What you should do. Copy out every line in the entries below that includes "punkty".

Dataset entries:
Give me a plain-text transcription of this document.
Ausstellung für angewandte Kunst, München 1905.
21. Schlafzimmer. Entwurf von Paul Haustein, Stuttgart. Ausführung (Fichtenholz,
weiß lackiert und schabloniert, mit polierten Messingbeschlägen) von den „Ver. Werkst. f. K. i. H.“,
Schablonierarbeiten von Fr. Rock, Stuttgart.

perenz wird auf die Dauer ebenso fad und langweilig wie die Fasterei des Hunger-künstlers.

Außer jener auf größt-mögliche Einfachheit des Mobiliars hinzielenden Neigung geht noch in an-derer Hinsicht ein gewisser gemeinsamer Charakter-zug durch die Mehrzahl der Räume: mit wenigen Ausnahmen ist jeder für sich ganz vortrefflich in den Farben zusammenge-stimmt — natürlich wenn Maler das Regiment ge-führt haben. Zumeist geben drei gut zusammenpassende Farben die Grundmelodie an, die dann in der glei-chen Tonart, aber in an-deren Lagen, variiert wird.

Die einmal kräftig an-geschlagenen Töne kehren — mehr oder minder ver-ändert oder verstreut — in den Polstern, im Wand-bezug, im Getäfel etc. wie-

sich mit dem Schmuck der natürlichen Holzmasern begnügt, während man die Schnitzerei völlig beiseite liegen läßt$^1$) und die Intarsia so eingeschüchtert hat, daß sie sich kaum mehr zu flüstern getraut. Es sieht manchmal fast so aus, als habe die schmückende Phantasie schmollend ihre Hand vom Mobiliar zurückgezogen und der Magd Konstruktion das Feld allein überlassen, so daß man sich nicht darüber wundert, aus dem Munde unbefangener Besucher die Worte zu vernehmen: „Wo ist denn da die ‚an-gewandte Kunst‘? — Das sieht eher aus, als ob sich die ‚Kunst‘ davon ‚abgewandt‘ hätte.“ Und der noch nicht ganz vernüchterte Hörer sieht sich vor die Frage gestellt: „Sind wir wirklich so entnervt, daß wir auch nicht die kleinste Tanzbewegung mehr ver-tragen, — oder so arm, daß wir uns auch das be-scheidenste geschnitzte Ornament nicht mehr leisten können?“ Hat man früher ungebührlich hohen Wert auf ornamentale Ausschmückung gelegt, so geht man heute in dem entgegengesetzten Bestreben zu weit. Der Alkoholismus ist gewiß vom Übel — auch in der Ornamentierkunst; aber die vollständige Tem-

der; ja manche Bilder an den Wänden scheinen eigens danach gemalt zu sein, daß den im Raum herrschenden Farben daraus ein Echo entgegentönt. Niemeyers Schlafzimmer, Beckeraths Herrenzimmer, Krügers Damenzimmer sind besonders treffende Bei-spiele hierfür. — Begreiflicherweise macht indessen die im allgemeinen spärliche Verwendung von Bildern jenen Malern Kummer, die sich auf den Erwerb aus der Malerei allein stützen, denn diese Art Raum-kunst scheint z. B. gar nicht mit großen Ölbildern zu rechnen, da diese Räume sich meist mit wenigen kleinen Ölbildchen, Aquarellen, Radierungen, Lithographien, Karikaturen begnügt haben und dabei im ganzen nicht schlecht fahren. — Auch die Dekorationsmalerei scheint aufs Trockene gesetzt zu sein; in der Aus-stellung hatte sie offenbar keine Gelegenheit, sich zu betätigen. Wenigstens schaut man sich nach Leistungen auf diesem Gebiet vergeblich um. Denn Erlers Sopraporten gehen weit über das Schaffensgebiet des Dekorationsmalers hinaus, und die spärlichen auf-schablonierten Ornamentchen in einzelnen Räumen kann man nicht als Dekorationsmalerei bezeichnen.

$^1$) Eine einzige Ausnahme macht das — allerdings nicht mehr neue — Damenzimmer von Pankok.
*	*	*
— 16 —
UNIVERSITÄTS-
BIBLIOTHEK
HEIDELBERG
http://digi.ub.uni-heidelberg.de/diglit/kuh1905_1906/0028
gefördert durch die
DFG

--

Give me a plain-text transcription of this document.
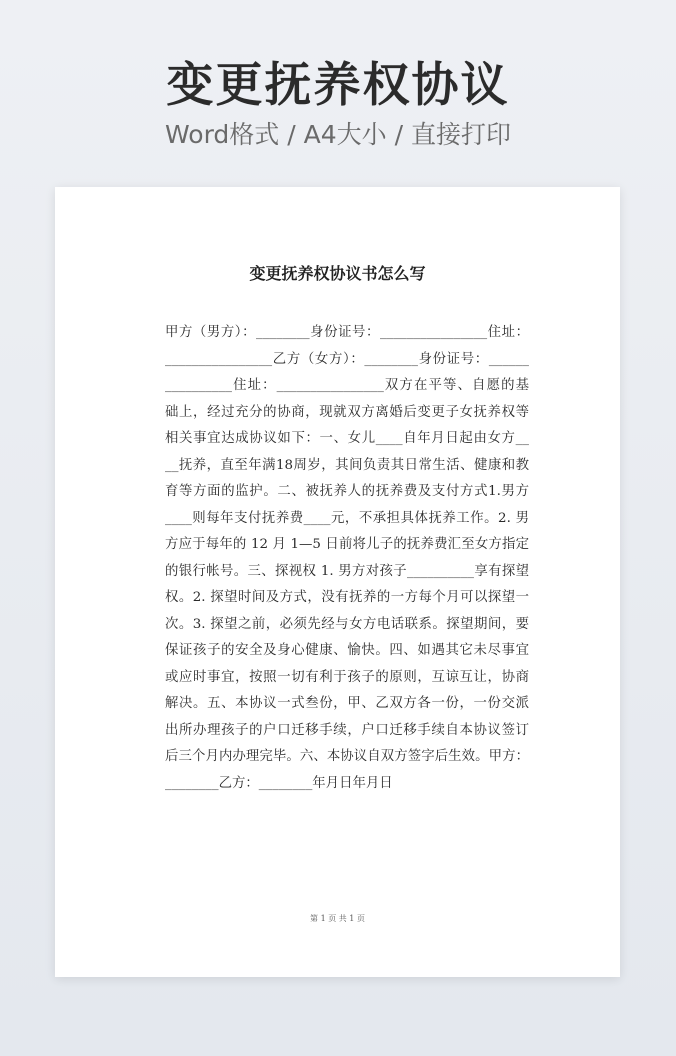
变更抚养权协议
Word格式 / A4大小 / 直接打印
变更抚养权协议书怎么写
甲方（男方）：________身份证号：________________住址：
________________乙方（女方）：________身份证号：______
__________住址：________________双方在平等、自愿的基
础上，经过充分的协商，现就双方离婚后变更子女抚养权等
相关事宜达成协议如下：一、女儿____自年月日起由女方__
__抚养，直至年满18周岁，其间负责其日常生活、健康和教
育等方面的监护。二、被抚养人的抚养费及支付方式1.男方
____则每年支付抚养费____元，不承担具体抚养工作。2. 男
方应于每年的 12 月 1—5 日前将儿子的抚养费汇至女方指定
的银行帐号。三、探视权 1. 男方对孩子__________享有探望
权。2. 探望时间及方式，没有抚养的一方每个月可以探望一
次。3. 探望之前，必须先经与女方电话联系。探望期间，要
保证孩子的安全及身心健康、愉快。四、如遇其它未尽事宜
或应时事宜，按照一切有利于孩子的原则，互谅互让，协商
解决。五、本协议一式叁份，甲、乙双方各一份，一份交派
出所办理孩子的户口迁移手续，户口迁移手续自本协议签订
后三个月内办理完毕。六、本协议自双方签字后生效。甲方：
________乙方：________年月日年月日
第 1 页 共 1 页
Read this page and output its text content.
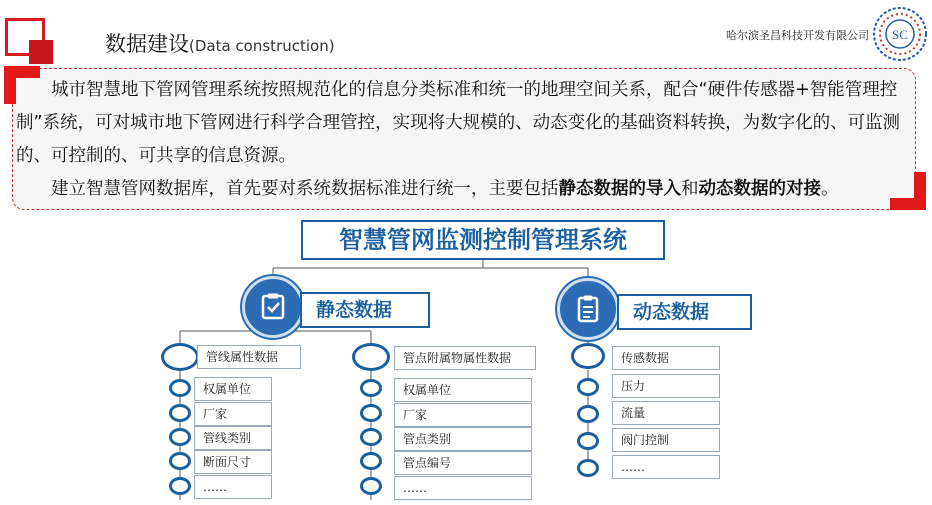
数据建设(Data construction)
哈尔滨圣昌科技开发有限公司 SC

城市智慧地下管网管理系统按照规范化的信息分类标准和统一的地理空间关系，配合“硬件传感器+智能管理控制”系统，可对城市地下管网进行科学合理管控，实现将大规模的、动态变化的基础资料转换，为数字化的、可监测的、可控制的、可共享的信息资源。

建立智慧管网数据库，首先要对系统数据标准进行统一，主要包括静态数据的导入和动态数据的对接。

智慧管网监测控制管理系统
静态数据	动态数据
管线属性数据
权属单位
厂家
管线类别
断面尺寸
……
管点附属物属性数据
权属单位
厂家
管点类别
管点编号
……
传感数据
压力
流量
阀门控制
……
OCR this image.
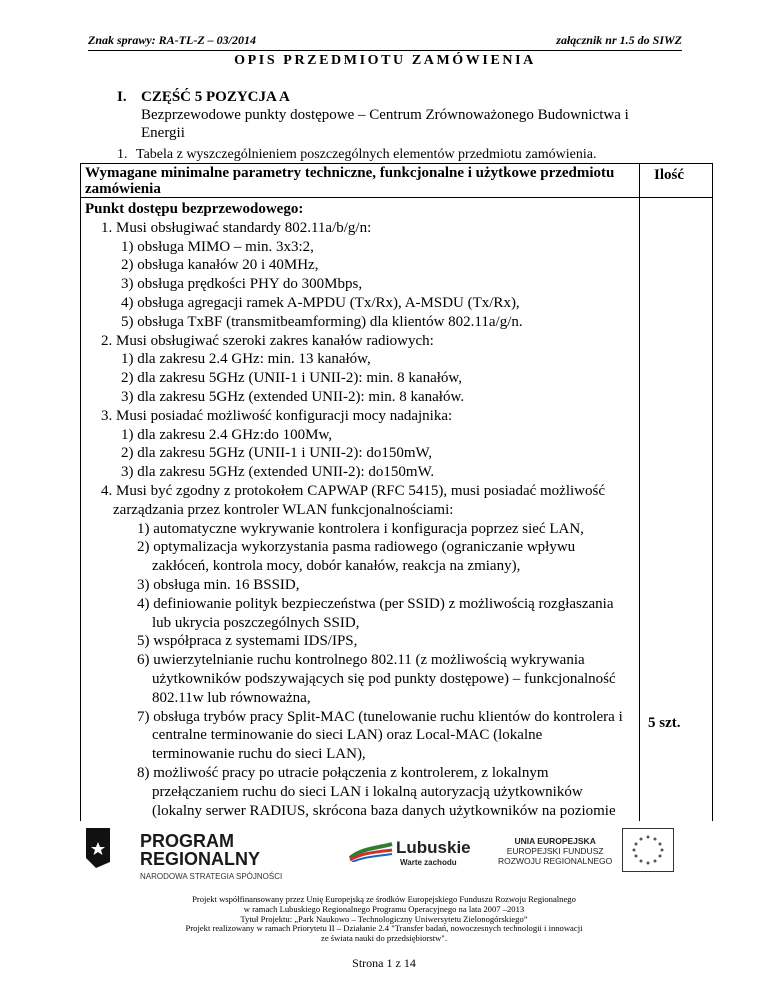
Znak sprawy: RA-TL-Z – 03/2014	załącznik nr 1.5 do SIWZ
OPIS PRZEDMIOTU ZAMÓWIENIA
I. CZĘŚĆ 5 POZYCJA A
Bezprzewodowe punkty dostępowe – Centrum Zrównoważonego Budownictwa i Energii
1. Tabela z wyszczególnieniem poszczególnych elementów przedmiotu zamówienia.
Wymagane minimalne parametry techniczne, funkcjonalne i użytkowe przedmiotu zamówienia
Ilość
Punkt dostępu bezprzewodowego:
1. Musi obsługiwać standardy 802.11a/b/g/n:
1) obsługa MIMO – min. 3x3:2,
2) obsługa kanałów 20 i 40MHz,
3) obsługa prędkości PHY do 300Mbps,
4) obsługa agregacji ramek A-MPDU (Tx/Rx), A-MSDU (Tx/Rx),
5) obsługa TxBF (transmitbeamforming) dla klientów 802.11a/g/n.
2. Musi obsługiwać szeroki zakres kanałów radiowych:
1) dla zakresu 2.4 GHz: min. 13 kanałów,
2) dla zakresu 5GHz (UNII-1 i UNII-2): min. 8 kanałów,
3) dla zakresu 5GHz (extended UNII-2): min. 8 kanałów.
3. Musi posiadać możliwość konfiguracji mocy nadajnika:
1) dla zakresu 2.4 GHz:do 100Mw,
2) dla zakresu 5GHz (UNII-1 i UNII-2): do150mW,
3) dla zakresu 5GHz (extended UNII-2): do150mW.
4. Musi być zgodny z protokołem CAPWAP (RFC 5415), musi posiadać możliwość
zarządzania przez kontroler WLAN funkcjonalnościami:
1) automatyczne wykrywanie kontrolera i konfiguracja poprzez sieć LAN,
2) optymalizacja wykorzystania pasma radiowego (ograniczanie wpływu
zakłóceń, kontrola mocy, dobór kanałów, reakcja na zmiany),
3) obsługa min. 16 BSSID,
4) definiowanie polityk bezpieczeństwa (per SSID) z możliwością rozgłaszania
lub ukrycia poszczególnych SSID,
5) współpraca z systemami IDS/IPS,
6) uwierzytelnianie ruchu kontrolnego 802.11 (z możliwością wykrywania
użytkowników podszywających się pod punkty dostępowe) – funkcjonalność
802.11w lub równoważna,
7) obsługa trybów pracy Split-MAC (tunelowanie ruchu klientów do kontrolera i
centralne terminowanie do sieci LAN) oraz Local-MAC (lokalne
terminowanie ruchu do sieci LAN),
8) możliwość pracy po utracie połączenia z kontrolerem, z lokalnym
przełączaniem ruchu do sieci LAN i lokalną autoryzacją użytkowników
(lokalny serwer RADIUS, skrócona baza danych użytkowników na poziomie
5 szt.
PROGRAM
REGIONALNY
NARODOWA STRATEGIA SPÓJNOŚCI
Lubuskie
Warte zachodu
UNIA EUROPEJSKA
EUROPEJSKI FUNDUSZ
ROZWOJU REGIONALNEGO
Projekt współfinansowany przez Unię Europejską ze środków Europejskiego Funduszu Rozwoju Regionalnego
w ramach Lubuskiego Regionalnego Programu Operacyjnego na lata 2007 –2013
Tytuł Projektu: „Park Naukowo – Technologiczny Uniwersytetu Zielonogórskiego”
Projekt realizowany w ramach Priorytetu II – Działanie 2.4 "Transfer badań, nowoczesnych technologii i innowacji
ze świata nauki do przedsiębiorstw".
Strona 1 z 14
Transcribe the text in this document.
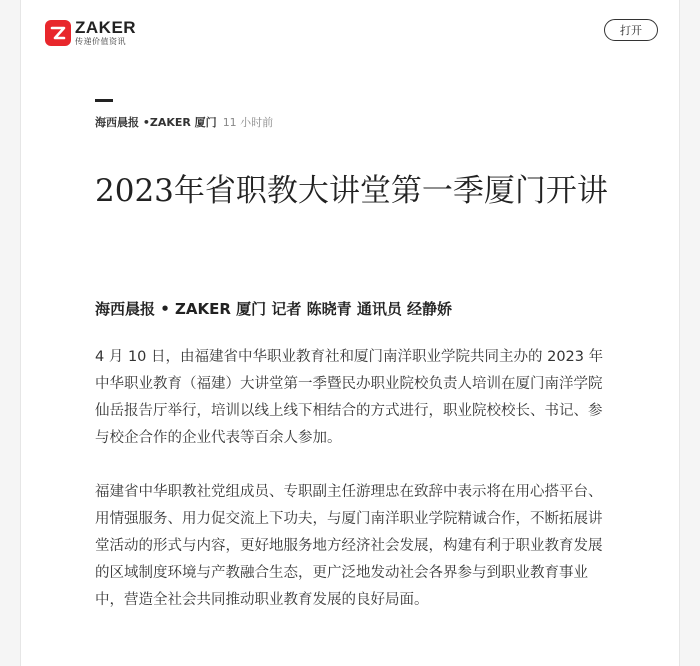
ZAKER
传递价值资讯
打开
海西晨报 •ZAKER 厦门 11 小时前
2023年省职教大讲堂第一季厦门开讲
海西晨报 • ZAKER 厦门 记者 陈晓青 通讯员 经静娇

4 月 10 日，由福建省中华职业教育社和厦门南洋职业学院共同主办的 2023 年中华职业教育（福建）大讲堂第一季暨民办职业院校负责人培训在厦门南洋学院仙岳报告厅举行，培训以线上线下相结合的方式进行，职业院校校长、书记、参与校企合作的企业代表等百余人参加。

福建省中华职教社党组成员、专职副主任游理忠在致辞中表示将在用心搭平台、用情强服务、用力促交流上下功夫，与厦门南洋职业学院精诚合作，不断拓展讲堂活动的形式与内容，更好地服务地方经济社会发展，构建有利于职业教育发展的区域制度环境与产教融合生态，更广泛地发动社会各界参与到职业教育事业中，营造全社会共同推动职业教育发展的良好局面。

Solution.
Bezprzewodowe punkty dostępowe – Centrum Zrównoważonego Budownictwa i Energii
użytkowników podszywających się pod punkty dostępowe) – funkcjonalność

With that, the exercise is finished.